* [Instruction]
Return each line of the data below verbatim; pictures are to be left out.
═══ Given data
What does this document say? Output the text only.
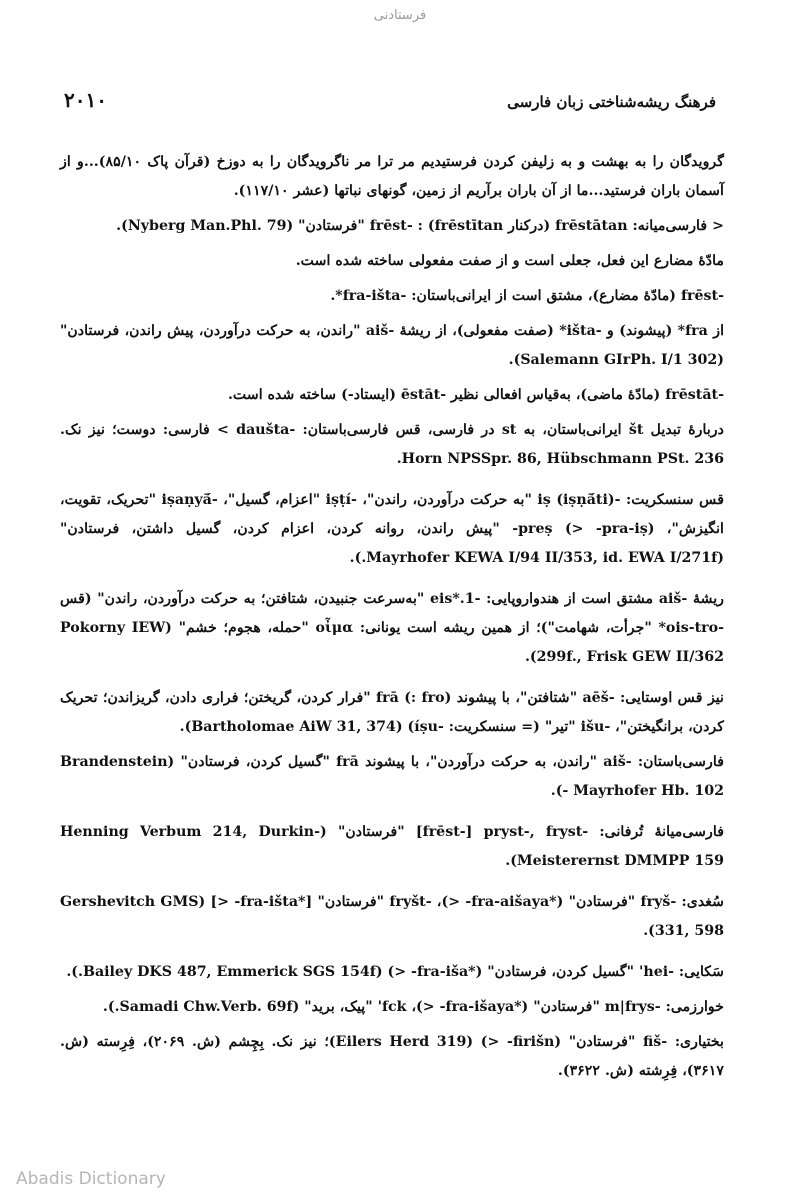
فرستادنی
فرهنگ ریشه‌شناختی زبان فارسی
۲۰۱۰

گرویدگان را به بهشت و به زلیفن کردن فرستیدیم مر ترا مر ناگرویدگان را به دوزخ (قرآن پاک ۸۵/۱۰)...و از آسمان باران فرستید...ما از آن باران برآریم از زمین، گونهای نباتها (عشر ۱۱۷/۱۰).

< فارسی‌میانه: frēstātan (درکنار frēstītan) : -frēst "فرستادن" (Nyberg Man.Phl. 79).

مادّهٔ مضارع این فعل، جعلی است و از صفت مفعولی ساخته شده است.

-frēst (مادّهٔ مضارع)، مشتق است از ایرانی‌باستان: -fra-išta*.

از fra* (پیشوند) و -išta* (صفت مفعولی)، از ریشهٔ -aiš "راندن، به حرکت درآوردن، پیش راندن، فرستادن" (Salemann GIrPh. I/1 302).

-frēstāt (مادّهٔ ماضی)، به‌قیاس افعالی نظیر -ēstāt (ایستاد-) ساخته شده است.

دربارهٔ تبدیل št ایرانی‌باستان، به st در فارسی، قس فارسی‌باستان: -daušta > فارسی: دوست؛ نیز نک. Horn NPSSpr. 86, Hübschmann PSt. 236.

قس سنسکریت: -iṣ (iṣṇā́ti) "به حرکت درآوردن، راندن"، -iṣṭí "اعزام، گسیل"، -iṣaṇyā́ "تحریک، تقویت، انگیزش"، (pra-iṣ- <) preṣ- "پیش راندن، روانه کردن، اعزام کردن، گسیل داشتن، فرستادن" (Mayrhofer KEWA I/94 II/353, id. EWA I/271f.).

ریشهٔ -aiš مشتق است از هندواروپایی: -1.*eis "به‌سرعت جنبیدن، شتافتن؛ به حرکت درآوردن، راندن" (قس -ois-tro* "جرأت، شهامت")؛ از همین ریشه است یونانی: οἶμα "حمله، هجوم؛ خشم" (Pokorny IEW 299f., Frisk GEW II/362).

نیز قس اوستایی: -aēš "شتافتن"، با پیشوند frā (: fro) "فرار کردن، گریختن؛ فراری دادن، گریزاندن؛ تحریک کردن، برانگیختن"، -išu "تیر" (= سنسکریت: -íṣu) (Bartholomae AiW 31, 374).

فارسی‌باستان: -aiš "راندن، به حرکت درآوردن"، با پیشوند frā "گسیل کردن، فرستادن" (Brandenstein Mayrhofer Hb. 102 -).

فارسی‌میانهٔ تُرفانی: -frēst-] pryst-, fryst] "فرستادن" (Henning Verbum 214, Durkin-Meisterernst DMMPP 159).

سُغدی: -fryš "فرستادن" (*fra-aišaya- <)، -fryšt "فرستادن" [*fra-išta- <] (Gershevitch GMS 331, 598).

سَکایی: -hei' "گسیل کردن، فرستادن" (*fra-iša- <) (Bailey DKS 487, Emmerick SGS 154f.).

خوارزمی: -m|frys "فرستادن" (*fra-išaya- <)، fck' "پیک، برید" (Samadi Chw.Verb. 69f.).

بختیاری: -fiš "فرستادن" (firišn- <) (Eilers Herd 319)؛ نیز نک. بِچِشم (ش. ۲۰۶۹)، فِرِسته (ش. ۳۶۱۷)، فِرِشته (ش. ۳۶۲۲).

Abadis Dictionary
══════
* [Response to the task]
What does this document say? Output the text only.
فرستادنی
فرهنگ ریشه‌شناختی زبان فارسی
۲۰۱۰

گرویدگان را به بهشت و به زلیفن کردن فرستیدیم مر ترا مر ناگرویدگان را به دوزخ (قرآن پاک ۸۵/۱۰)...و از آسمان باران فرستید...ما از آن باران برآریم از زمین، گونهای نباتها (عشر ۱۱۷/۱۰).

< فارسی‌میانه: frēstātan (درکنار frēstītan) : -frēst "فرستادن" (Nyberg Man.Phl. 79).

مادّهٔ مضارع این فعل، جعلی است و از صفت مفعولی ساخته شده است.

-frēst (مادّهٔ مضارع)، مشتق است از ایرانی‌باستان: -fra-išta*.

از fra* (پیشوند) و -išta* (صفت مفعولی)، از ریشهٔ -aiš "راندن، به حرکت درآوردن، پیش راندن، فرستادن" (Salemann GIrPh. I/1 302).

-frēstāt (مادّهٔ ماضی)، به‌قیاس افعالی نظیر -ēstāt (ایستاد-) ساخته شده است.

دربارهٔ تبدیل št ایرانی‌باستان، به st در فارسی، قس فارسی‌باستان: -daušta > فارسی: دوست؛ نیز نک. Horn NPSSpr. 86, Hübschmann PSt. 236.

قس سنسکریت: -iṣ (iṣṇā́ti) "به حرکت درآوردن، راندن"، -iṣṭí "اعزام، گسیل"، -iṣaṇyā́ "تحریک، تقویت، انگیزش"، (pra-iṣ- <) preṣ- "پیش راندن، روانه کردن، اعزام کردن، گسیل داشتن، فرستادن" (Mayrhofer KEWA I/94 II/353, id. EWA I/271f.).

ریشهٔ -aiš مشتق است از هندواروپایی: -1.*eis "به‌سرعت جنبیدن، شتافتن؛ به حرکت درآوردن، راندن" (قس -ois-tro* "جرأت، شهامت")؛ از همین ریشه است یونانی: οἶμα "حمله، هجوم؛ خشم" (Pokorny IEW 299f., Frisk GEW II/362).

نیز قس اوستایی: -aēš "شتافتن"، با پیشوند frā (: fro) "فرار کردن، گریختن؛ فراری دادن، گریزاندن؛ تحریک کردن، برانگیختن"، -išu "تیر" (= سنسکریت: -íṣu) (Bartholomae AiW 31, 374).

فارسی‌باستان: -aiš "راندن، به حرکت درآوردن"، با پیشوند frā "گسیل کردن، فرستادن" (Brandenstein Mayrhofer Hb. 102 -).

فارسی‌میانهٔ تُرفانی: -frēst-] pryst-, fryst] "فرستادن" (Henning Verbum 214, Durkin-Meisterernst DMMPP 159).

سُغدی: -fryš "فرستادن" (*fra-aišaya- <)، -fryšt "فرستادن" [*fra-išta- <] (Gershevitch GMS 331, 598).

سَکایی: -hei' "گسیل کردن، فرستادن" (*fra-iša- <) (Bailey DKS 487, Emmerick SGS 154f.).

خوارزمی: -m|frys "فرستادن" (*fra-išaya- <)، fck' "پیک، برید" (Samadi Chw.Verb. 69f.).

بختیاری: -fiš "فرستادن" (firišn- <) (Eilers Herd 319)؛ نیز نک. بِچِشم (ش. ۲۰۶۹)، فِرِسته (ش. ۳۶۱۷)، فِرِشته (ش. ۳۶۲۲).

Abadis Dictionary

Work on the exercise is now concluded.